(Raw records)
● ● ●

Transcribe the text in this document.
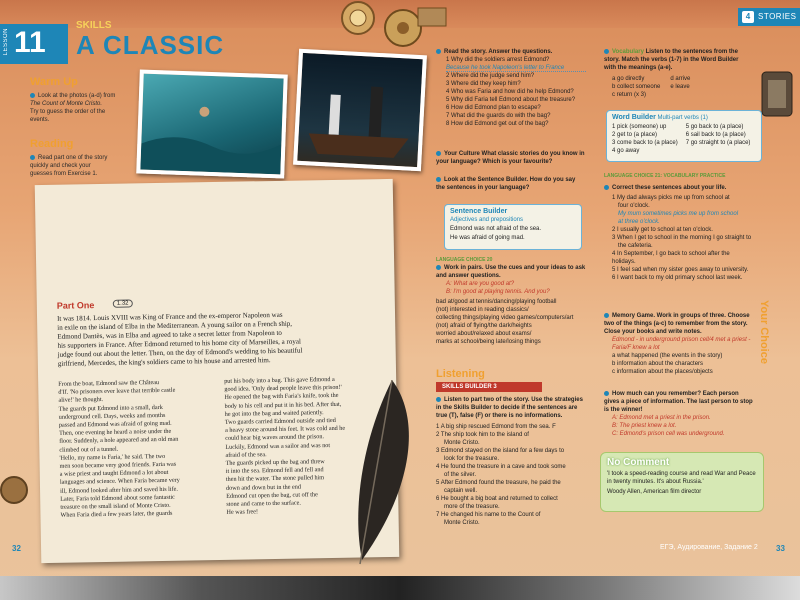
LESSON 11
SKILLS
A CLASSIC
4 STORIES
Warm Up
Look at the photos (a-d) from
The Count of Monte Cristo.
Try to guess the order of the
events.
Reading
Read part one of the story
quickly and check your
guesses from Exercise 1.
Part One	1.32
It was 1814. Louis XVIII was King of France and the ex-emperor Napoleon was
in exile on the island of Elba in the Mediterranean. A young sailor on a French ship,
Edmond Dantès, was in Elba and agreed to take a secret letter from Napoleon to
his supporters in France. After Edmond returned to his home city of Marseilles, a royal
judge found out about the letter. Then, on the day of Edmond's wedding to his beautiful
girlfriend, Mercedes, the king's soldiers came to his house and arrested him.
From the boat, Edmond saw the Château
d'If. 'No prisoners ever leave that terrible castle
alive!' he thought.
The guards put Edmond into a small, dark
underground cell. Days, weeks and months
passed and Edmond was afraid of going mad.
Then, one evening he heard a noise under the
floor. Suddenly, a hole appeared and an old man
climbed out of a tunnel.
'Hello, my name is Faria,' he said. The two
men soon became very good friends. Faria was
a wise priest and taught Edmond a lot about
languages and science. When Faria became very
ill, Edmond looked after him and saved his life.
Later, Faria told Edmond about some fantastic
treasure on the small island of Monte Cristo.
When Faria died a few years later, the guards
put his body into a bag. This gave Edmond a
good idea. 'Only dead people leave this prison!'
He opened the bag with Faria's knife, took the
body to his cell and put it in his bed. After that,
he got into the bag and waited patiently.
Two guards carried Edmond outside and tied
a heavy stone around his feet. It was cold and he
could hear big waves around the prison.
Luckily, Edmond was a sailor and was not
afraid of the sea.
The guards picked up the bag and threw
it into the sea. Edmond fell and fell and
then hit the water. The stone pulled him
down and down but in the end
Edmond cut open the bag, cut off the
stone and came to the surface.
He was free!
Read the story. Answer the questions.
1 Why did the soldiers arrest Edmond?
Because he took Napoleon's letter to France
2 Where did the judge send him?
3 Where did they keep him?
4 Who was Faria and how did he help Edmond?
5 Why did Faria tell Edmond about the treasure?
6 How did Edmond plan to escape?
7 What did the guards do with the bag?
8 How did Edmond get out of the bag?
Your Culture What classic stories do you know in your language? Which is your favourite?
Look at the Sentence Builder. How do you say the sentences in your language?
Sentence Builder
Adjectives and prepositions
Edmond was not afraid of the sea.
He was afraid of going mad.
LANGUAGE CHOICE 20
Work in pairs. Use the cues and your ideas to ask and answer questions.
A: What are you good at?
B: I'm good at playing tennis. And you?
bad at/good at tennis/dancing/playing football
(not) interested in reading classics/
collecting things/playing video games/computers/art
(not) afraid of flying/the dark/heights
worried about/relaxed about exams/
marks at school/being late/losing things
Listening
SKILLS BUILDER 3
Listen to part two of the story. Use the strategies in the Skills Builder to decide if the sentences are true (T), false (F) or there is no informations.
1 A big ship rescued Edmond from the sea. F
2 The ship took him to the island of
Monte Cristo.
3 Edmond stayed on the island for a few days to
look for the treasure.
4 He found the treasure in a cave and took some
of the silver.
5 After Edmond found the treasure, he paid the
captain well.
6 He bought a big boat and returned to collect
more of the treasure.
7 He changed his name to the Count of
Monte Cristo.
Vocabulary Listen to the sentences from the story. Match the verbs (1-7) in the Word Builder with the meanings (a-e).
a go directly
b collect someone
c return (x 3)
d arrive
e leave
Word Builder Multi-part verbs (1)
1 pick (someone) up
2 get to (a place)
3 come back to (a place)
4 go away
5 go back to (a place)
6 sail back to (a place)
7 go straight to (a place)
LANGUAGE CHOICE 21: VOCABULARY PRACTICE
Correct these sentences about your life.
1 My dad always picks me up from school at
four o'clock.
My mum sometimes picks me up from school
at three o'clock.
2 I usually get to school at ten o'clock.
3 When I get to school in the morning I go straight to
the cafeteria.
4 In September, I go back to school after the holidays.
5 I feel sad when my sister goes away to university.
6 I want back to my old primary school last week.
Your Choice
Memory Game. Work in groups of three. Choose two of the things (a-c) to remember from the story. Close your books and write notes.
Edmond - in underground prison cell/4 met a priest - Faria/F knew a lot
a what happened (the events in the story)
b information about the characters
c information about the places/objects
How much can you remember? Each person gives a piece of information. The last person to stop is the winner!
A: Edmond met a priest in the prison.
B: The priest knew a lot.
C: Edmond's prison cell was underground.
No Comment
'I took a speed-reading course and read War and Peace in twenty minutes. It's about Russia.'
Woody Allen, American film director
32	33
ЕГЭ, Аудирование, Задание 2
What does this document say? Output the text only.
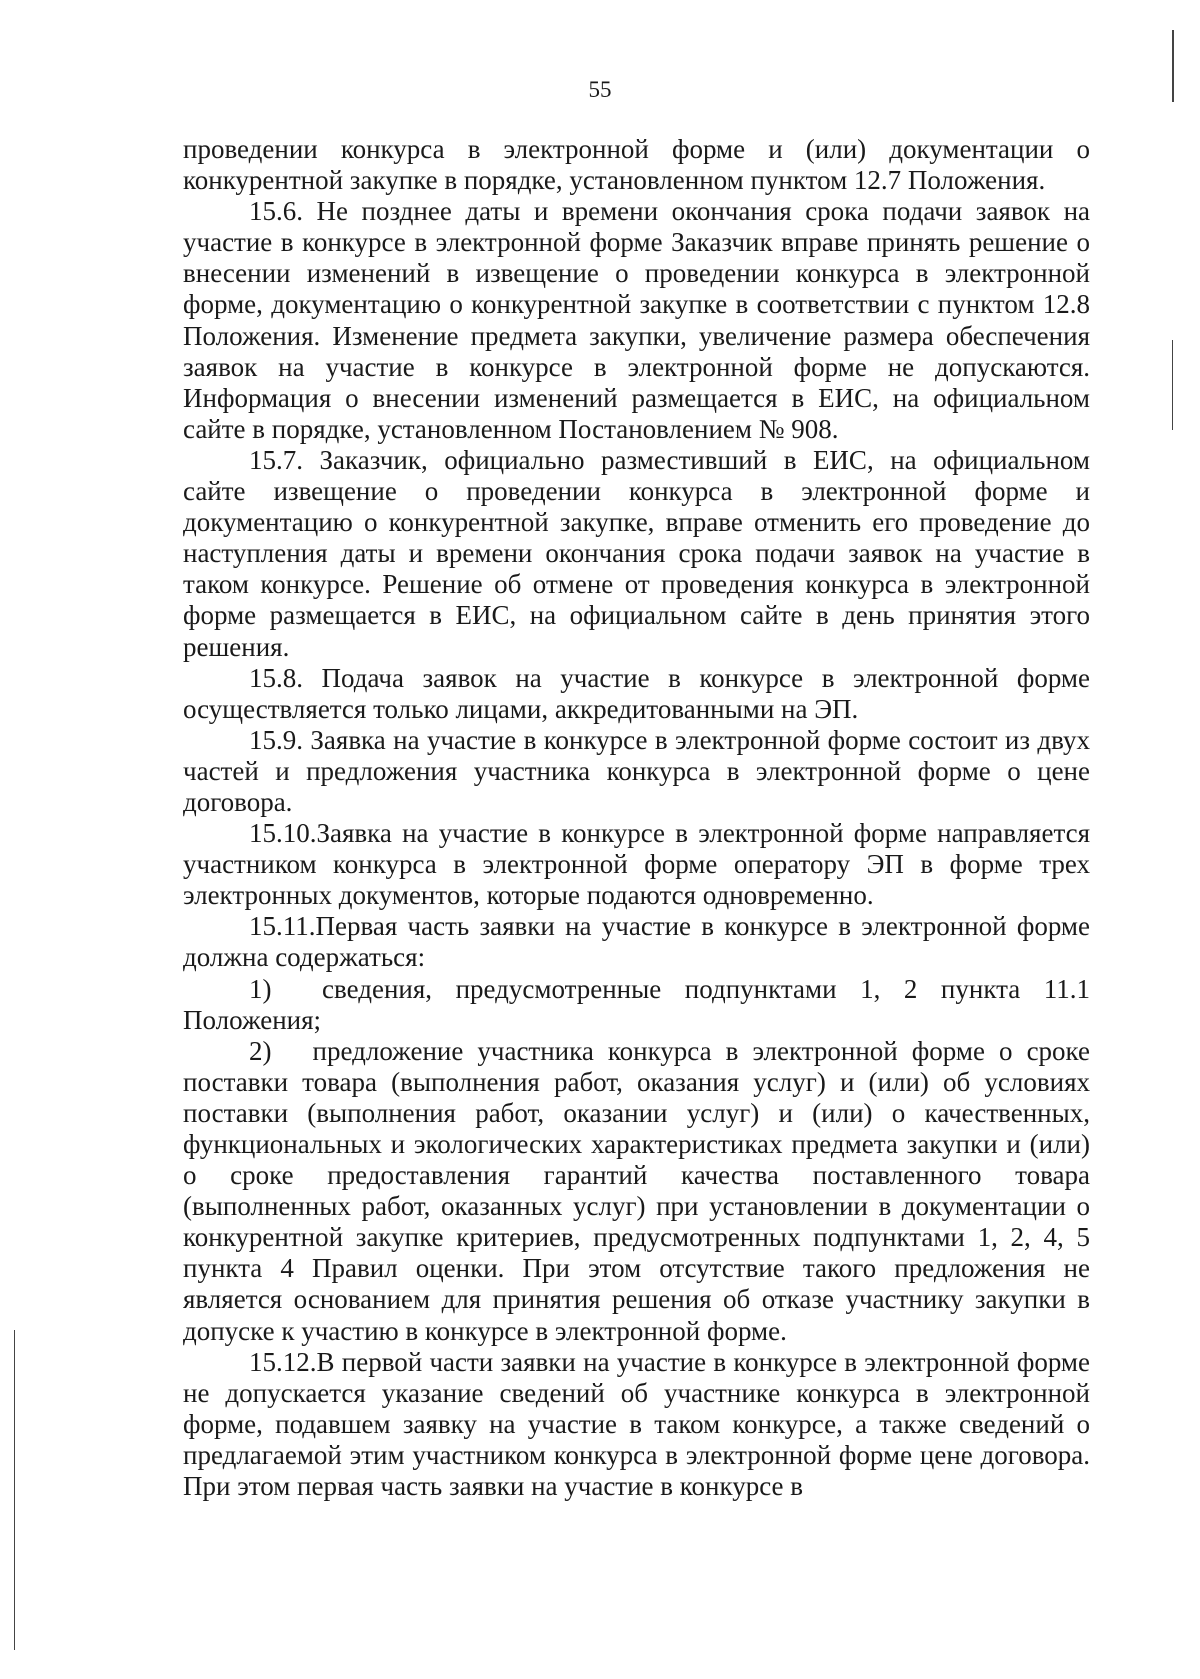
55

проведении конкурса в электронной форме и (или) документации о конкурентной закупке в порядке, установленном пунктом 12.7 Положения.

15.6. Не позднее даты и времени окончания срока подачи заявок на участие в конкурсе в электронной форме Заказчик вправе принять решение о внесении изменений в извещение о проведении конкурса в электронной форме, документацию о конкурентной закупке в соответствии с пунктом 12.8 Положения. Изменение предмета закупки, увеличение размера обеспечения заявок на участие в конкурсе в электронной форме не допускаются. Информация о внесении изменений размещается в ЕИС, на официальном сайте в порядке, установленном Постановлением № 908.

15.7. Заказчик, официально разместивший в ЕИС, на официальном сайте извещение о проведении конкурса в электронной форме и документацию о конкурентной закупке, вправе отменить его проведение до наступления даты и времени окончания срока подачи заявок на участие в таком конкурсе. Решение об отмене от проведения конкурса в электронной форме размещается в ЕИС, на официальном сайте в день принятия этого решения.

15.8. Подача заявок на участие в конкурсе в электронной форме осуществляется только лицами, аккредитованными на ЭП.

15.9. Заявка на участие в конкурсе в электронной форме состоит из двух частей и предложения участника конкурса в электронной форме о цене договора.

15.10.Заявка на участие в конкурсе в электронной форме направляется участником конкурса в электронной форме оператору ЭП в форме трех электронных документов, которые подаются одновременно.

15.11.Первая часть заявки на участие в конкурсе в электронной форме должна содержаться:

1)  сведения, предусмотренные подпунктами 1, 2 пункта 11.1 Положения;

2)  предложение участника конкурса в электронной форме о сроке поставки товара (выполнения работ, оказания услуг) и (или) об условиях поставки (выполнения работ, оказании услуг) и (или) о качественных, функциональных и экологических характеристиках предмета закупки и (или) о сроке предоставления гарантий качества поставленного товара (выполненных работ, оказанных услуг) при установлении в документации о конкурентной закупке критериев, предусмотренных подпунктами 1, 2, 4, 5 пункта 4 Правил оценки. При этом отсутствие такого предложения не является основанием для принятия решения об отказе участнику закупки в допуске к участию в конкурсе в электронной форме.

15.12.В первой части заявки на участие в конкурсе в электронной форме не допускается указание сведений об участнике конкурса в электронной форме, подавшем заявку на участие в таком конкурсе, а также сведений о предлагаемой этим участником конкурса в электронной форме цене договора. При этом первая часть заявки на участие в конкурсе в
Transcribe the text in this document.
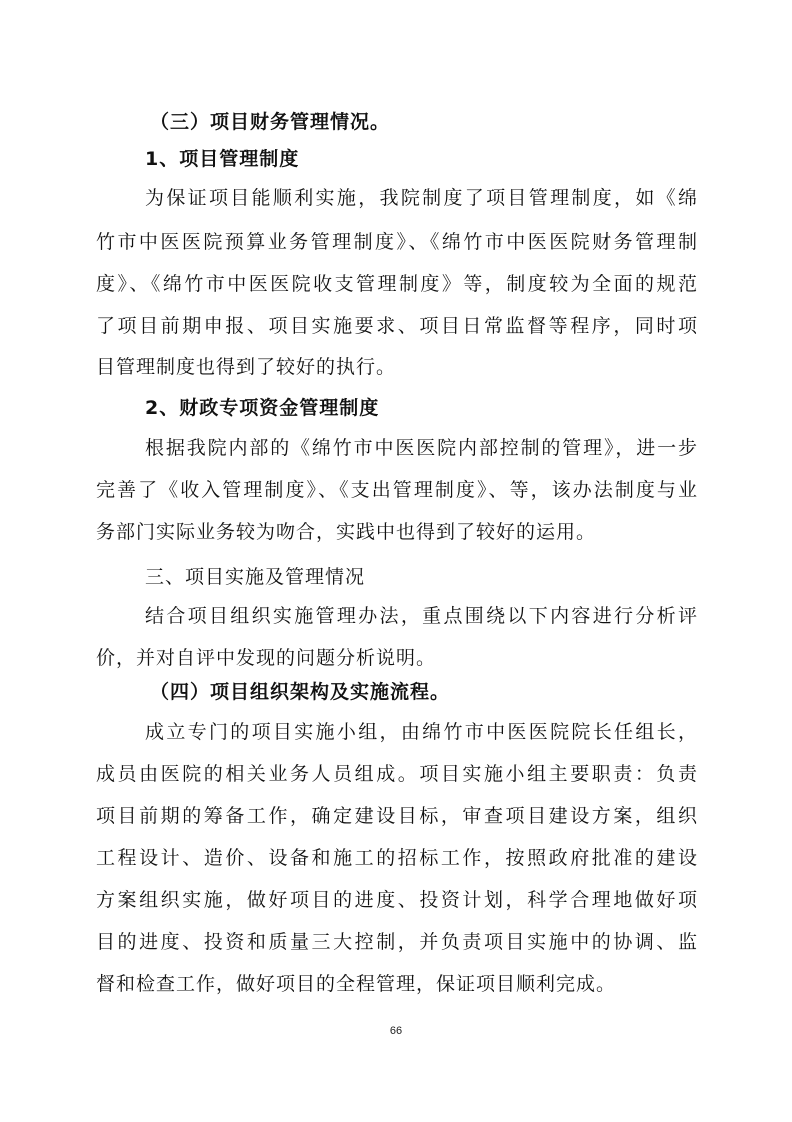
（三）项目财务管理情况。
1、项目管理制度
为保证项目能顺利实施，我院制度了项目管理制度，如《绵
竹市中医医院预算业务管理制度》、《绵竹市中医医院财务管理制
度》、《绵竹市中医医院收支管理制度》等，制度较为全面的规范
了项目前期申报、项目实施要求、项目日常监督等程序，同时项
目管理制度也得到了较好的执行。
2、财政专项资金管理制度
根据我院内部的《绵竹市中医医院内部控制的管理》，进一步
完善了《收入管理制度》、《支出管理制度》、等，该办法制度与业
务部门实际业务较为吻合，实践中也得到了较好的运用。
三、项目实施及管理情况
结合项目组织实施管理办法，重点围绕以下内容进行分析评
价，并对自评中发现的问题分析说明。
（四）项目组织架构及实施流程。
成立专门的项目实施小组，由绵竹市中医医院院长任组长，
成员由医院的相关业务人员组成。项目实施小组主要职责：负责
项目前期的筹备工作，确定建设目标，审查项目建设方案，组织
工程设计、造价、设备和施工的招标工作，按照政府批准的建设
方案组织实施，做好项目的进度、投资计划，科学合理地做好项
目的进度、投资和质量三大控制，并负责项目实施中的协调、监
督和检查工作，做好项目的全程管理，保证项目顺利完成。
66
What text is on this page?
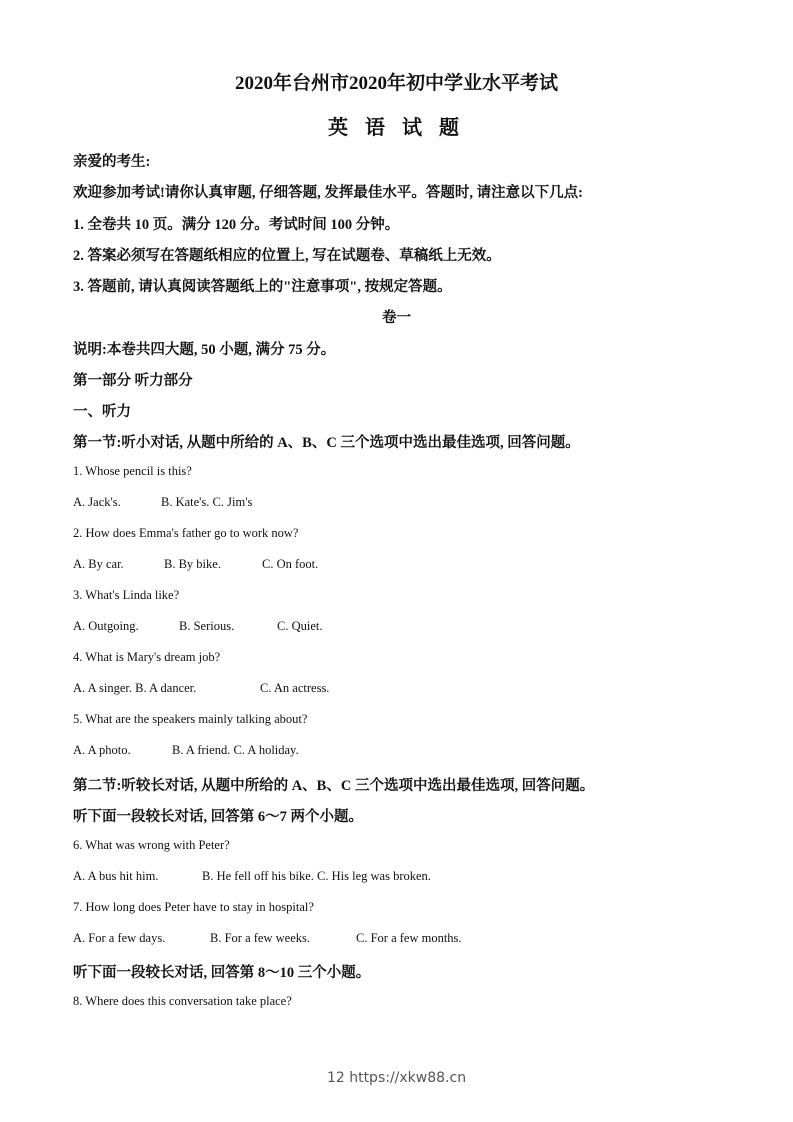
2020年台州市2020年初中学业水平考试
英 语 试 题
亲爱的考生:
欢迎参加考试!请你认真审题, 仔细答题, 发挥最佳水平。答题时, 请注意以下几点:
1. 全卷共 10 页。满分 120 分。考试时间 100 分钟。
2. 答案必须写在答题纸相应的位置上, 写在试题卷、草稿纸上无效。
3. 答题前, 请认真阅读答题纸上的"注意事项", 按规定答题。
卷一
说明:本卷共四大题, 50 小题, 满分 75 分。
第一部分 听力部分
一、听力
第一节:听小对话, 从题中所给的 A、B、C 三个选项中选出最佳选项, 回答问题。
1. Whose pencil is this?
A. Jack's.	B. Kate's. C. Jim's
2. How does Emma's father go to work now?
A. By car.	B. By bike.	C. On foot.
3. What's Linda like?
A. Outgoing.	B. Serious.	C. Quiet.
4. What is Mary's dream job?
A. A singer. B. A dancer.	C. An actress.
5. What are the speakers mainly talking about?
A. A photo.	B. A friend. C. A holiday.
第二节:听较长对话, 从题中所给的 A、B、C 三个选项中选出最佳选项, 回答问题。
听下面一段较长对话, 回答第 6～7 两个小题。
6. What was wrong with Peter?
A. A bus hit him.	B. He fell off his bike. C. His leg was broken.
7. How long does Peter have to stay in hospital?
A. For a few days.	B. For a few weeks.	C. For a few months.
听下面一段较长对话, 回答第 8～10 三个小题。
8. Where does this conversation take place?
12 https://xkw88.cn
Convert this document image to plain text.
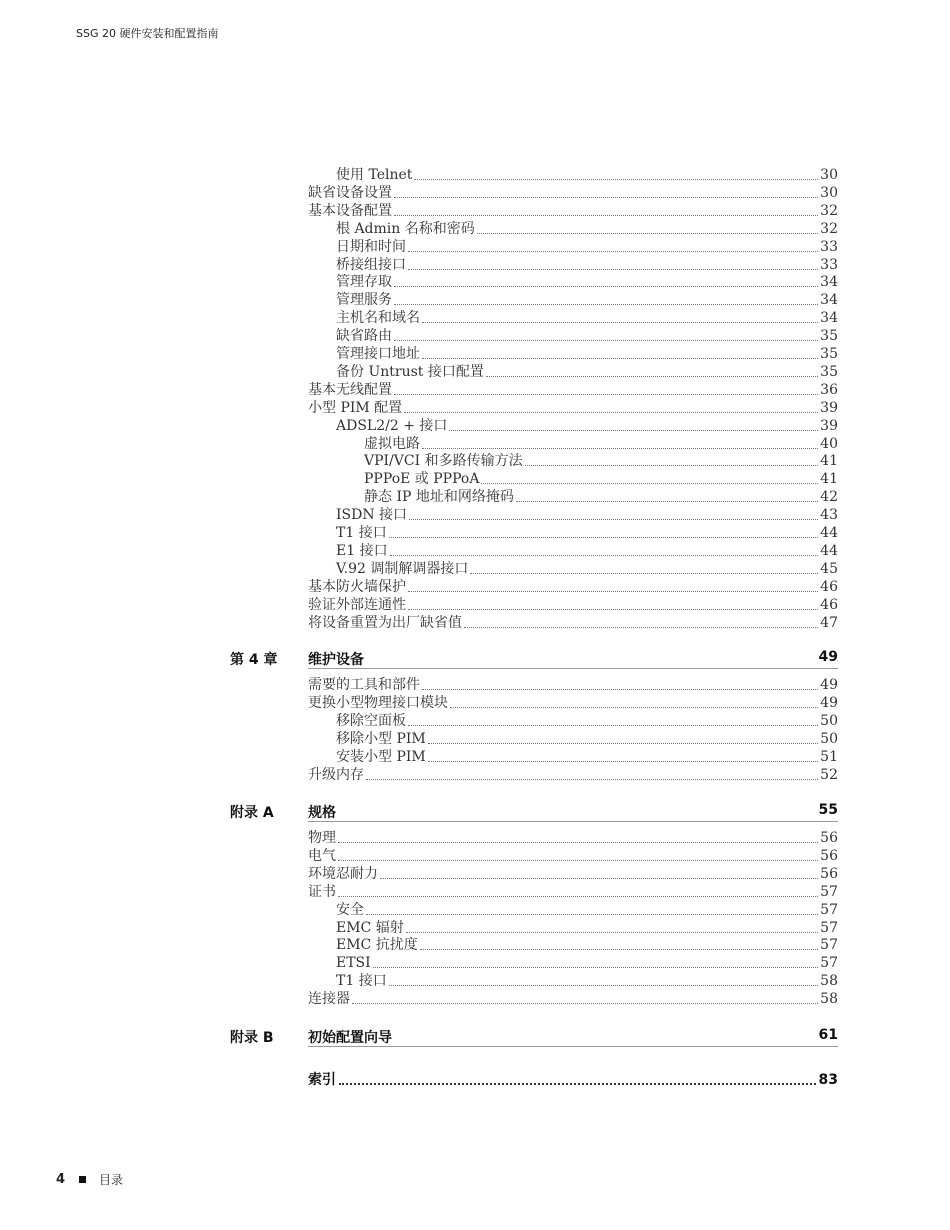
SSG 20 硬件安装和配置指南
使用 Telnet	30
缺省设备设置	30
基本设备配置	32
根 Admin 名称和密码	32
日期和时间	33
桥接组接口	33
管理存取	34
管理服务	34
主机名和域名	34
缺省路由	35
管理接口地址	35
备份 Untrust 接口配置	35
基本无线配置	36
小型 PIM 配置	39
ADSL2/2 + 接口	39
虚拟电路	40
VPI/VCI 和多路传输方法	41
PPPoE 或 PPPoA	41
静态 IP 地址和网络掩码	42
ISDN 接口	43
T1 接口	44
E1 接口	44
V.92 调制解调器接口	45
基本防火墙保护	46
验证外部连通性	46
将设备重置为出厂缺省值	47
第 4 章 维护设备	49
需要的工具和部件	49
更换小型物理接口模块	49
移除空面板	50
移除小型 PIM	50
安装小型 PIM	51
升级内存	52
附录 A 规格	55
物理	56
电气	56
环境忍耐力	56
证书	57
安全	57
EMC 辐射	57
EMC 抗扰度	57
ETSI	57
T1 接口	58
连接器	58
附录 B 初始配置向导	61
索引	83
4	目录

● ● ●

- [Stated task]:
Only lines with the word "found" are wanted, so copy each one from the records.

- [Answer for this exercise]:
judge found out about the letter. Then, on the day of Edmond's wedding to his beautiful
4 He found the treasure in a cave and took some
5 After Edmond found the treasure, he paid the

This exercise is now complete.